■ Directions
Every record that follows must be duplicated exactly, with images left out.

■ Source data
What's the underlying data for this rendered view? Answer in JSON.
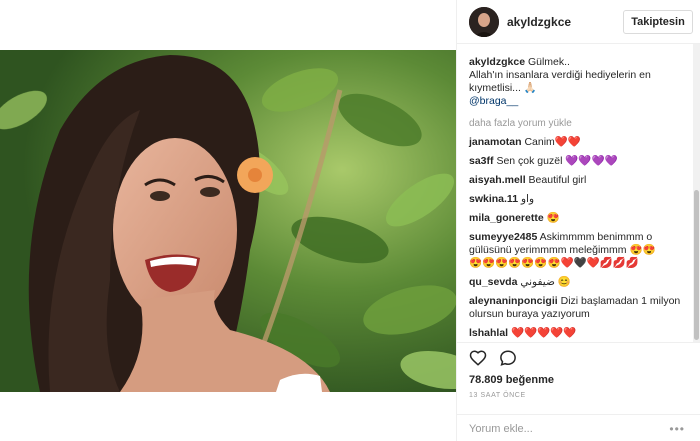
{
  "post": {
    "username": "akyldzgkce",
    "follow_label": "Takiptesin",
    "caption": {
      "username": "akyldzgkce",
      "line1": "Gülmek..",
      "line2": "Allah'ın insanlara verdiği hediyelerin en",
      "line3": "kıymetlisi... 🙏🏻",
      "mention": "@braga__"
    },
    "load_more": "daha fazla yorum yükle",
    "comments": [
      {
        "user": "janamotan",
        "text": "Canim❤️❤️"
      },
      {
        "user": "sa3ff",
        "text": "Sen çok guzël",
        "emoji": "💜💜💜💜"
      },
      {
        "user": "aisyah.mell",
        "text": "Beautiful girl"
      },
      {
        "user": "swkina.11",
        "text": "واو"
      },
      {
        "user": "mila_gonerette",
        "text": "😍"
      },
      {
        "user": "sumeyye2485",
        "text": "Askimmmm benimmm o gülüsünü yerimmmm meleğimmm 😍😍",
        "emoji": "😍😍😍😍😍😍😍❤️🖤❤️💋💋💋"
      },
      {
        "user": "qu_sevda",
        "text": "ضيفوني 😊"
      },
      {
        "user": "aleynaninponcigii",
        "text": "Dizi başlamadan 1 milyon olursun buraya yazıyorum"
      },
      {
        "user": "lshahlal",
        "text": "",
        "emoji": "❤️❤️❤️❤️❤️"
      }
    ],
    "likes": "78.809 beğenme",
    "timestamp": "13 SAAT ÖNCE",
    "comment_placeholder": "Yorum ekle...",
    "more_options": "•••",
    "icons": {
      "like": "heart-icon",
      "comment": "comment-bubble-icon",
      "more": "more-options-icon"
    },
    "colors": {
      "accent": "#003569",
      "muted": "#999999",
      "text": "#262626",
      "border": "#dbdbdb"
    }
  }
}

■ Answer to this problem
What's the underlying data for this rendered view? Answer in JSON.
{
  "post": {
    "username": "akyldzgkce",
    "follow_label": "Takiptesin",
    "caption": {
      "username": "akyldzgkce",
      "line1": "Gülmek..",
      "line2": "Allah'ın insanlara verdiği hediyelerin en",
      "line3": "kıymetlisi... 🙏🏻",
      "mention": "@braga__"
    },
    "load_more": "daha fazla yorum yükle",
    "comments": [
      {
        "user": "janamotan",
        "text": "Canim❤️❤️"
      },
      {
        "user": "sa3ff",
        "text": "Sen çok guzël",
        "emoji": "💜💜💜💜"
      },
      {
        "user": "aisyah.mell",
        "text": "Beautiful girl"
      },
      {
        "user": "swkina.11",
        "text": "واو"
      },
      {
        "user": "mila_gonerette",
        "text": "😍"
      },
      {
        "user": "sumeyye2485",
        "text": "Askimmmm benimmm o gülüsünü yerimmmm meleğimmm 😍😍",
        "emoji": "😍😍😍😍😍😍😍❤️🖤❤️💋💋💋"
      },
      {
        "user": "qu_sevda",
        "text": "ضيفوني 😊"
      },
      {
        "user": "aleynaninponcigii",
        "text": "Dizi başlamadan 1 milyon olursun buraya yazıyorum"
      },
      {
        "user": "lshahlal",
        "text": "",
        "emoji": "❤️❤️❤️❤️❤️"
      }
    ],
    "likes": "78.809 beğenme",
    "timestamp": "13 SAAT ÖNCE",
    "comment_placeholder": "Yorum ekle...",
    "more_options": "•••",
    "icons": {
      "like": "heart-icon",
      "comment": "comment-bubble-icon",
      "more": "more-options-icon"
    },
    "colors": {
      "accent": "#003569",
      "muted": "#999999",
      "text": "#262626",
      "border": "#dbdbdb"
    }
  }
}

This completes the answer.